YOUR GOAL:
Take every line where the string "BMFBOVESPA" appears and copy it.

(Excerpts from a figure dataset)
.....

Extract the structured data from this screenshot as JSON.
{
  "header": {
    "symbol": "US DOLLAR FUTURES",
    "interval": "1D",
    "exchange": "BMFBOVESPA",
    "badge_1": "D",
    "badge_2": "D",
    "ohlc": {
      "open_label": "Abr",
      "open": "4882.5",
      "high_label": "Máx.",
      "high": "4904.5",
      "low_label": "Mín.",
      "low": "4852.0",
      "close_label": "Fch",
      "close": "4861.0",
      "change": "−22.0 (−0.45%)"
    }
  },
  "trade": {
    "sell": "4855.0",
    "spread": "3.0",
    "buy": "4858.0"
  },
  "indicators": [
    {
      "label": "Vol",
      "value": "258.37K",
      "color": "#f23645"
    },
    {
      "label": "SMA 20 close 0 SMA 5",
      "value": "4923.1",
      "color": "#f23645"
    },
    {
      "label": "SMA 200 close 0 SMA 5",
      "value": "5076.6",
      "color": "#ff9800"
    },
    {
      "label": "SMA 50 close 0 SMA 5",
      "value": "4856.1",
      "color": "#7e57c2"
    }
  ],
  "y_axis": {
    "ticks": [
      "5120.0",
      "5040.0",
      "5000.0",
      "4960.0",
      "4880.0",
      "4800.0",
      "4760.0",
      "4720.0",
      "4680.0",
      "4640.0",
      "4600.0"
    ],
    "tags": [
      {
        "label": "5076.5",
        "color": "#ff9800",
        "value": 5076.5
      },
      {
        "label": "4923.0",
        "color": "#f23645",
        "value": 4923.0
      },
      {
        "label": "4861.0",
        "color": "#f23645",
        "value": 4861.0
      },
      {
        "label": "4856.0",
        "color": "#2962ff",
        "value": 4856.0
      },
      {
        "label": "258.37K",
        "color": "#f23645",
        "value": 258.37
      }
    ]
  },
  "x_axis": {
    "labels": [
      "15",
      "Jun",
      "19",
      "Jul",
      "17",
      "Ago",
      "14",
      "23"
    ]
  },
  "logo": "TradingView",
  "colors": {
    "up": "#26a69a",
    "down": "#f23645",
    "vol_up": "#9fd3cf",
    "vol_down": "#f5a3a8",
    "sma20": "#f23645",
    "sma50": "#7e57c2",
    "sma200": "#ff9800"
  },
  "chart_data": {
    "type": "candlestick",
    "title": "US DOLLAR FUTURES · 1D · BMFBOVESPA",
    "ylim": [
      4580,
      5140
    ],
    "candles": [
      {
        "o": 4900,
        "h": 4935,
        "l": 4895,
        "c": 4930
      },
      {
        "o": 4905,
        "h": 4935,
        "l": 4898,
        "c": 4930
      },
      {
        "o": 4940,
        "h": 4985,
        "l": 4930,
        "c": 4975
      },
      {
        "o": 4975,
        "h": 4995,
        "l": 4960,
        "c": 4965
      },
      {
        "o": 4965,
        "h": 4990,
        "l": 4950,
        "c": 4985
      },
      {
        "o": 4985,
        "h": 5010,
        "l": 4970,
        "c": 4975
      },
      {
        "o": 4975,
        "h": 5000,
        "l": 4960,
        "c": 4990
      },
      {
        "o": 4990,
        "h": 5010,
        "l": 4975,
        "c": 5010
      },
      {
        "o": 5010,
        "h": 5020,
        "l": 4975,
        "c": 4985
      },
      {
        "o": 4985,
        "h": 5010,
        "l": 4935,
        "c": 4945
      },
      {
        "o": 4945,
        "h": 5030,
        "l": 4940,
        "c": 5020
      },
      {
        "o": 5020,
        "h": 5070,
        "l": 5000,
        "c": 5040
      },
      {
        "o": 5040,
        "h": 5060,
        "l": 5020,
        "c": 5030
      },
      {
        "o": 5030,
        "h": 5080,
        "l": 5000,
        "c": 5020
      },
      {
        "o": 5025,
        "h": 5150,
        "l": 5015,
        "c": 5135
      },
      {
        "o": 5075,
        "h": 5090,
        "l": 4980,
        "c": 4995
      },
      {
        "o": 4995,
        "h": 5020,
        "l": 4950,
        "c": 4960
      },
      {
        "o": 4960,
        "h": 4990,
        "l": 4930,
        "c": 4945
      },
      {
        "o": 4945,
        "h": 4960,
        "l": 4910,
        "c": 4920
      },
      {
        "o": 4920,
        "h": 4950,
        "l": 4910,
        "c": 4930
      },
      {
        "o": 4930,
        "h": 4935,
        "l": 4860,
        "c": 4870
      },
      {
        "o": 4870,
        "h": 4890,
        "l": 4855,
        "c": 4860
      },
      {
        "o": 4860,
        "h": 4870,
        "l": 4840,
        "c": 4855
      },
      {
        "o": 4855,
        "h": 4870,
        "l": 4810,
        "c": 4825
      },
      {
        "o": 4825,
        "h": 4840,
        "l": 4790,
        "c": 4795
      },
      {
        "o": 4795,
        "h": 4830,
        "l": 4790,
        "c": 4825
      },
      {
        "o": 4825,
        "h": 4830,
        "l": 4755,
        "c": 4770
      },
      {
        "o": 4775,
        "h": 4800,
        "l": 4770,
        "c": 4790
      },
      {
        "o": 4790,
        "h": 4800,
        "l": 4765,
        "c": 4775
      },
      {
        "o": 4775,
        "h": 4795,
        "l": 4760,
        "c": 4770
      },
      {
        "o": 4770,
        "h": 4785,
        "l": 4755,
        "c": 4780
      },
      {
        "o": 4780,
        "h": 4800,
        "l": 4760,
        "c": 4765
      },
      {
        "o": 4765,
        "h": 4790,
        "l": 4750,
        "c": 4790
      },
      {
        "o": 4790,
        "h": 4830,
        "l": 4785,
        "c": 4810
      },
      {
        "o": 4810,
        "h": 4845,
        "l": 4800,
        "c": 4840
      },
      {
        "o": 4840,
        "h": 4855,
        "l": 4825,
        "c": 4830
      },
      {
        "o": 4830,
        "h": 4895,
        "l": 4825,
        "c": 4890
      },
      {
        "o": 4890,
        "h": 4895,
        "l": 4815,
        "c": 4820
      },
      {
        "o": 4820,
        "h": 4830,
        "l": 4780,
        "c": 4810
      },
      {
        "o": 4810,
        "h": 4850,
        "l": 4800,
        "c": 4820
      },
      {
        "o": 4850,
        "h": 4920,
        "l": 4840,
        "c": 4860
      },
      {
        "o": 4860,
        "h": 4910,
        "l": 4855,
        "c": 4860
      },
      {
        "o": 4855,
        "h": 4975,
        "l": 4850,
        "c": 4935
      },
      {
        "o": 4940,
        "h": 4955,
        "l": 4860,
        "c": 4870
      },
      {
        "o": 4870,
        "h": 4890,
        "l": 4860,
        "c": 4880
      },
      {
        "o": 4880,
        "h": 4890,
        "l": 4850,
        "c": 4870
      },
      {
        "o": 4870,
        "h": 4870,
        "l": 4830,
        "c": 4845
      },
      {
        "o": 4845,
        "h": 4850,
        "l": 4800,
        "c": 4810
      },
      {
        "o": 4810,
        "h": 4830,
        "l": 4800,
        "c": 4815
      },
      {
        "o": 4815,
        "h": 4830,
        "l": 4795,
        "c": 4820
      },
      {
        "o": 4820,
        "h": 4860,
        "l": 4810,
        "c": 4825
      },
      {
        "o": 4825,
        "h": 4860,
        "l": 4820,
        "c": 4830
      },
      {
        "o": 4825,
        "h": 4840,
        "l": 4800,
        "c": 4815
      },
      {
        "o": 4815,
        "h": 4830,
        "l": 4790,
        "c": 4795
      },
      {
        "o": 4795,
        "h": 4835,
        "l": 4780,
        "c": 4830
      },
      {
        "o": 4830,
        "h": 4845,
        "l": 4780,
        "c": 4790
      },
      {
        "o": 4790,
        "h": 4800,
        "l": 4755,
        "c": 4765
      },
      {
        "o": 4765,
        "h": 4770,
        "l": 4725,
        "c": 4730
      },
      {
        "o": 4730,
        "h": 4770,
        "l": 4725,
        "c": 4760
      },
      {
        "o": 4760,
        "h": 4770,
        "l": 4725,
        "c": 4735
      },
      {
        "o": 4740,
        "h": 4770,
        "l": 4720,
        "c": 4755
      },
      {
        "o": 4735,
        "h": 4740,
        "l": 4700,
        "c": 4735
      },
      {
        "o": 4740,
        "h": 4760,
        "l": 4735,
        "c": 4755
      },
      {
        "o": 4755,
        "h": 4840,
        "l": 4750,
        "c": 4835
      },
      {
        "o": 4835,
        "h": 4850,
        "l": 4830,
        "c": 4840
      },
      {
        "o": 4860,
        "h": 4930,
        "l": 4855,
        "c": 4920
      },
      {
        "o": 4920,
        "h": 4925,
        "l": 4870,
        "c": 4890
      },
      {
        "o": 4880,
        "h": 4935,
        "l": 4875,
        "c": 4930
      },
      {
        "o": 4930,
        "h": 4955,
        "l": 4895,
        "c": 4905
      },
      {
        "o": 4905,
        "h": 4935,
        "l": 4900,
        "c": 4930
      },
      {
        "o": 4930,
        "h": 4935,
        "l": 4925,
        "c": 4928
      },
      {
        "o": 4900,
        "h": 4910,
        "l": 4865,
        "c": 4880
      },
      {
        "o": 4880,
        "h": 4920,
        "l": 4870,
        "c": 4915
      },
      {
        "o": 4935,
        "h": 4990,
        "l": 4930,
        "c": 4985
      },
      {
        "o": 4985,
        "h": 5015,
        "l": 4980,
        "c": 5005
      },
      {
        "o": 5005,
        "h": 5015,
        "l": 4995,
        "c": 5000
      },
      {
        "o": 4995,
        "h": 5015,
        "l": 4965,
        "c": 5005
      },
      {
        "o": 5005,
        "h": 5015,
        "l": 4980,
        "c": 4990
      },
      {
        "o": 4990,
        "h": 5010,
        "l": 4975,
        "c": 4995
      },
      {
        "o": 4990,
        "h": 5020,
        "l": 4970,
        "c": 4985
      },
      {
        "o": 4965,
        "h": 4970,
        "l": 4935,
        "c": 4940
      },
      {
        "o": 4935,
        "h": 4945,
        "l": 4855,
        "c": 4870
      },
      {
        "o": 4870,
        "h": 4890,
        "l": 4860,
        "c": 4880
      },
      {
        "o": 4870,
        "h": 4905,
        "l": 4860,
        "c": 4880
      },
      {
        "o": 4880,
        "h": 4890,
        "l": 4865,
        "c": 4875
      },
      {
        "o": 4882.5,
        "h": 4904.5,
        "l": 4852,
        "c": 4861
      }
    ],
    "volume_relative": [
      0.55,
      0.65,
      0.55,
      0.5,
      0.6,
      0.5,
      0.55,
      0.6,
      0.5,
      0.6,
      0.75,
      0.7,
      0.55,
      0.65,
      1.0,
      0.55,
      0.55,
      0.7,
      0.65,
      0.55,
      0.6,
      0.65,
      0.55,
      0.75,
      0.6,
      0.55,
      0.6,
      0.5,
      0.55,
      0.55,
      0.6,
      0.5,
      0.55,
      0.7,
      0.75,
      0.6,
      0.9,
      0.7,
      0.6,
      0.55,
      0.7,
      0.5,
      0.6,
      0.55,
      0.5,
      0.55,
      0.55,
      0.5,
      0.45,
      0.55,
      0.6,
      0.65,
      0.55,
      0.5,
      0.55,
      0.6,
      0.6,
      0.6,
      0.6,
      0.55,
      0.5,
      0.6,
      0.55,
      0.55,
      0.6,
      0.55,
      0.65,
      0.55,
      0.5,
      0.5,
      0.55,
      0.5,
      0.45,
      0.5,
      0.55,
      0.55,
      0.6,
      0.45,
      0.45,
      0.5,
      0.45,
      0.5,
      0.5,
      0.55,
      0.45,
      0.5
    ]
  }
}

.....

RESULT FOR THIS EXERCISE:
    "exchange": "BMFBOVESPA",
    "title": "US DOLLAR FUTURES · 1D · BMFBOVESPA",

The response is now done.